■ **TEXT PASSAGE**
>>>

Skip to main content


SecureAuth documentation for Identity Platform release 22.12.

What's new

Read on to learn more about new features and improvements in the SecureAuth® Identity Platform release 22.12.

Role-based access control (RBAC)

Role-based access control (RBAC) is now available in the Identity Platform New Experience. RBAC is also supported in both Identity Platform cloud and hybrid deployments.

For more information about RBAC, see Role-based access control overview.

SCIM support

The Identity Platform now supports the System for Cross-domain Identity Management (SCIM) specification for managing user identities. In this release, we now support the just-in-time provisioning of SCIM user identities for service providers. Support for updating SCIM user identities will be coming soon in a hotfix update.

For more information about SCIM support, see SCIM provisioning overview.

OIDC enhancements

Enhancements to OpenID Connect (OIDC) include the following updates:  

  • Ability to add custom claims to OAuth2 access tokens

  • For all custom claims, you can define a scope relationship to dynamically include in the tokens

  • Client scope deny list can be inverted to an allow list

  • Configurable nbf (not before) claim time offset

  • Ability to make the claim with group values as an string array instead of a comma delimited string

Windows SSO integration with Azure AD

In the Identity Platform, you can set up Windows SSO for your integrated resources with Azure AD using Azure AD Domain Services. The configuration connects with the SecureAuth Integrated Windows Authentication (IWA) services for Kerberos-based authentication.

For more information about this integration, see Windows SSO integration with Microsoft Entra ID.

Available only in Identity Platform cloud deployments.

DMZ support

You can now set up a DMZ connection in the Identity Platform in the New Experience.

For more information, see Configure a DMZ SecureAuth Connection.

FIDO2 device registration improvement

We've added support for administrators to define FIDO2 device restrictions for their end users in the global settings.

For more information about the Advanced Settings configuration, see FIDO2 WebAuthn global MFA settings.

Identity Platform and Arculix integration

You can set up the Identity Platform as an IdP factor to enable intelligent MFA with Arculix by SecureAuth and the Arculix Mobile app. With the powerful combination of the Identity Platform and Arculix, this extends your capabilities with a passwordless continuous authentication solution.

To set up an integration, see SecureAuth IdP and Arculix integration.

Arculix theme for end user logins

We've added a new Arculix theme in the Identity Platform for the end user login pages.

Migrate legacy realms

You can now move legacy realms that were created in the Classic Experience (renamed to Advanced Settings) to the New Experience. With this migration you can assign integrated data stores and an authentication policy that are set up in the New Experience to migrated applications.

For more information about migrating realms, see Classic Experience migration to the New Experience.

Other improvements and fixes

Bulk upload hardware tokens

Added support for bulk uploads of hardware OATH tokens (TOTP and HOTP tokens).

For more information about this, see Bulk upload hardware OATH tokens using CSV file.

<<<

Stored data entries
>>>

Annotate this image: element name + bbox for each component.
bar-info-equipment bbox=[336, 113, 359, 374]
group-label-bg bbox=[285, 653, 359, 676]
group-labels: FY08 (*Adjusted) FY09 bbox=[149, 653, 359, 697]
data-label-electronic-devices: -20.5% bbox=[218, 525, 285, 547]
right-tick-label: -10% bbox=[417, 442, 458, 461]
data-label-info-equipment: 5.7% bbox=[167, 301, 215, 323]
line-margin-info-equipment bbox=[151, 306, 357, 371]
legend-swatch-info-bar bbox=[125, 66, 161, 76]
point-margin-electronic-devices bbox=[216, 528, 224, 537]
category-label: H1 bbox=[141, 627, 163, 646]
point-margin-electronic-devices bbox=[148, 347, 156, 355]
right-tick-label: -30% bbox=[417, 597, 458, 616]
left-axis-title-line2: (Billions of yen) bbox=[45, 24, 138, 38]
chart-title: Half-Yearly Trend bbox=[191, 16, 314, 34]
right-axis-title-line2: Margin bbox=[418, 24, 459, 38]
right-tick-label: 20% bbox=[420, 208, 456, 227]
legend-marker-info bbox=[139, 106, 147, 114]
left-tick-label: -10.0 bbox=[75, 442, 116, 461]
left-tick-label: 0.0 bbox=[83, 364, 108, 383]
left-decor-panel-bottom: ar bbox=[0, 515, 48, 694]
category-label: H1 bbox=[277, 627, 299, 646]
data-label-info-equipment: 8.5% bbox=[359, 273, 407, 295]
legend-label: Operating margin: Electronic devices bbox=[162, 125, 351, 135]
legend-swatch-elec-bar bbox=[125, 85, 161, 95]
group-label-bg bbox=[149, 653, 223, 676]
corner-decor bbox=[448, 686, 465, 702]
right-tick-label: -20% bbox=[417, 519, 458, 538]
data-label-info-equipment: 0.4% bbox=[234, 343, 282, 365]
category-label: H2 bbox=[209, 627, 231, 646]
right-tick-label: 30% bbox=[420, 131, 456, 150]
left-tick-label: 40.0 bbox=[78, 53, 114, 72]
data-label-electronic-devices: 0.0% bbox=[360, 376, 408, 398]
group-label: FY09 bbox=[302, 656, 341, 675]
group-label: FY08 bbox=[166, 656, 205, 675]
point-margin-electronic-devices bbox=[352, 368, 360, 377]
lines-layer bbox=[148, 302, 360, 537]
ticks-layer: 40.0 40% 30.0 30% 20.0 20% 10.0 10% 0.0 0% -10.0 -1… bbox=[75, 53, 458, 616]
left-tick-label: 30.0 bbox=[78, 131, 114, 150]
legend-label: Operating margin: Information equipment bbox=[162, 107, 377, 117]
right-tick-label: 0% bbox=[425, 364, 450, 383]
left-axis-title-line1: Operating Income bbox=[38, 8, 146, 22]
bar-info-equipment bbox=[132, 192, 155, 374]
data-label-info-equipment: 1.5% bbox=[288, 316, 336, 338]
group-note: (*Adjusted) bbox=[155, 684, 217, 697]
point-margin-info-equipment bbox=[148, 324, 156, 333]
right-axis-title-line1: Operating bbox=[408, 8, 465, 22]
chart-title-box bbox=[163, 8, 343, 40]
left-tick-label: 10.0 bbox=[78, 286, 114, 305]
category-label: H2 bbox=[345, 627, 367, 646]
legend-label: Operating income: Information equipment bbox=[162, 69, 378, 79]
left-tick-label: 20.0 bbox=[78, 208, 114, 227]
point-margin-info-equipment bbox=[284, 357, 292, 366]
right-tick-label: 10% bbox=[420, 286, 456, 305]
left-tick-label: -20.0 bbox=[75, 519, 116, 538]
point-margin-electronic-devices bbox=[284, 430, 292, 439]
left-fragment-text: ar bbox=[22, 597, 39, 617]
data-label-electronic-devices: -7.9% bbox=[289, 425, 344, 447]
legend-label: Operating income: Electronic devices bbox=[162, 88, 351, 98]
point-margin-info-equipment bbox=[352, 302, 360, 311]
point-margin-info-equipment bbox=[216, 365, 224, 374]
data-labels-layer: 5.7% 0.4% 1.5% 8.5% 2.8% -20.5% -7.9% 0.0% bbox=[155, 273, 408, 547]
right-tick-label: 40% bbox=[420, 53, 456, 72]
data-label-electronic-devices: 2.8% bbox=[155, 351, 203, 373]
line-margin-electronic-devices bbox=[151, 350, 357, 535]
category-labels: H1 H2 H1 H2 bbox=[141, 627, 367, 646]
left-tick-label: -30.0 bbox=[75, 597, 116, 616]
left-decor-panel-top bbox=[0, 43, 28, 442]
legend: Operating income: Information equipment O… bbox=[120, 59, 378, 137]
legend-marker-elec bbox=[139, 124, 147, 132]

<<<

■ **AIM OF THE EXERCISE**
Reproduce the release notes between "FIDO2 device registration" and "continuous authentication solution.", inclusive, switching "end users" to "users".

■ **OUTPUT BELOW**
FIDO2 device registration improvement

We've added support for administrators to define FIDO2 device restrictions for their users in the global settings.

For more information about the Advanced Settings configuration, see FIDO2 WebAuthn global MFA settings.

Identity Platform and Arculix integration

You can set up the Identity Platform as an IdP factor to enable intelligent MFA with Arculix by SecureAuth and the Arculix Mobile app. With the powerful combination of the Identity Platform and Arculix, this extends your capabilities with a passwordless continuous authentication solution.